* [CHALLENGE]: Pull every line with the word "Telefondienst" out of the entries below.

* [THE RECORDS]:

▬▬▬▬▬▬

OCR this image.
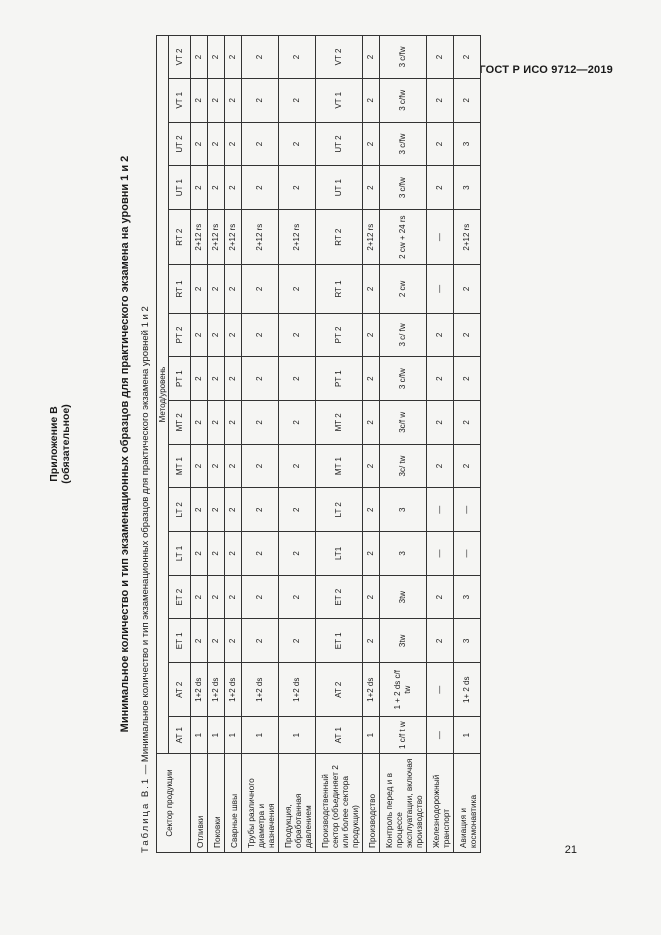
ГОСТ Р ИСО 9712—2019
Приложение В (обязательное)	Минимальное количество и тип экзаменационных образцов для практического экзамена на уровни 1 и 2
Таблица В.1 — Минимальное количество и тип экзаменационных образцов для практического экзамена уровней 1 и 2
Сектор продукции	Метод/уровень															
	AT 1	AT 2	ET 1	ET 2	LT 1	LT 2	MT 1	MT 2	PT 1	PT 2	RT 1	RT 2	UT 1	UT 2	VT 1	VT 2
Отливки	1	1+2 ds	2	2	2	2	2	2	2	2	2	2+12 rs	2	2	2	2
Поковки	1	1+2 ds	2	2	2	2	2	2	2	2	2	2+12 rs	2	2	2	2
Сварные швы	1	1+2 ds	2	2	2	2	2	2	2	2	2	2+12 rs	2	2	2	2
Трубы различного диаметра и назначения	1	1+2 ds	2	2	2	2	2	2	2	2	2	2+12 rs	2	2	2	2
Продукция, обработанная давлением	1	1+2 ds	2	2	2	2	2	2	2	2	2	2+12 rs	2	2	2	2
Производственный сектор (объединяет 2 или более сектора продукции)	AT 1	AT 2	ET 1	ET 2	LT1	LT 2	MT 1	MT 2	PT 1	PT 2	RT 1	RT 2	UT 1	UT 2	VT 1	VT 2
Производство	1	1+2 ds	2	2	2	2	2	2	2	2	2	2+12 rs	2	2	2	2
Контроль перед и в процессе эксплуатации, включая производство	1 c/f t w	1 + 2 ds c/f tw	3tw	3tw	3	3	3c/ tw	3c/f w	3 c/fw	3 c/ fw	2 cw	2 cw + 24 rs	3 c/fw	3 c/fw	3 c/fw	3 c/fw
Железнодорожный транспорт	—	—	2	2	—	—	2	2	2	2	—	—	2	2	2	2
Авиация и космонавтика	1	1+ 2 ds	3	3	—	—	2	2	2	2	2	2+12 rs	3	3	2	2
21
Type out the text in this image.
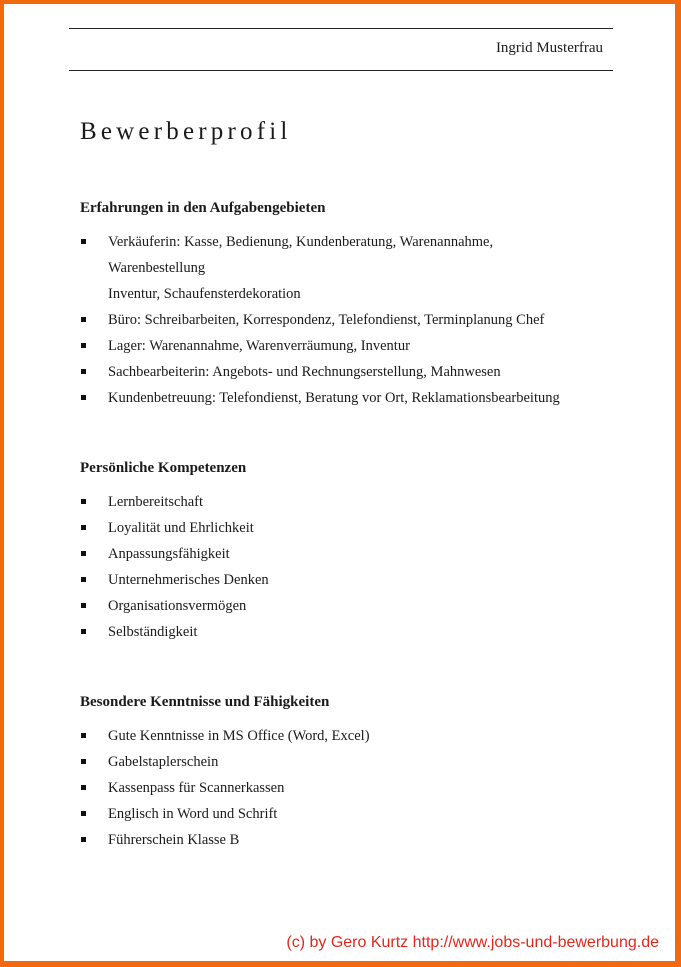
Ingrid Musterfrau
Bewerberprofil
Erfahrungen in den Aufgabengebieten
Verkäuferin: Kasse, Bedienung, Kundenberatung, Warenannahme,
Warenbestellung
Inventur, Schaufensterdekoration
Büro: Schreibarbeiten, Korrespondenz, Telefondienst, Terminplanung Chef
Lager: Warenannahme, Warenverräumung, Inventur
Sachbearbeiterin: Angebots- und Rechnungserstellung, Mahnwesen
Kundenbetreuung: Telefondienst, Beratung vor Ort, Reklamationsbearbeitung
Persönliche Kompetenzen
Lernbereitschaft
Loyalität und Ehrlichkeit
Anpassungsfähigkeit
Unternehmerisches Denken
Organisationsvermögen
Selbständigkeit
Besondere Kenntnisse und Fähigkeiten
Gute Kenntnisse in MS Office (Word, Excel)
Gabelstaplerschein
Kassenpass für Scannerkassen
Englisch in Word und Schrift
Führerschein Klasse B
(c) by Gero Kurtz http://www.jobs-und-bewerbung.de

▬▬▬▬▬▬

* [WRITTEN SOLUTION]:
Büro: Schreibarbeiten, Korrespondenz, Telefondienst, Terminplanung Chef
Kundenbetreuung: Telefondienst, Beratung vor Ort, Reklamationsbearbeitung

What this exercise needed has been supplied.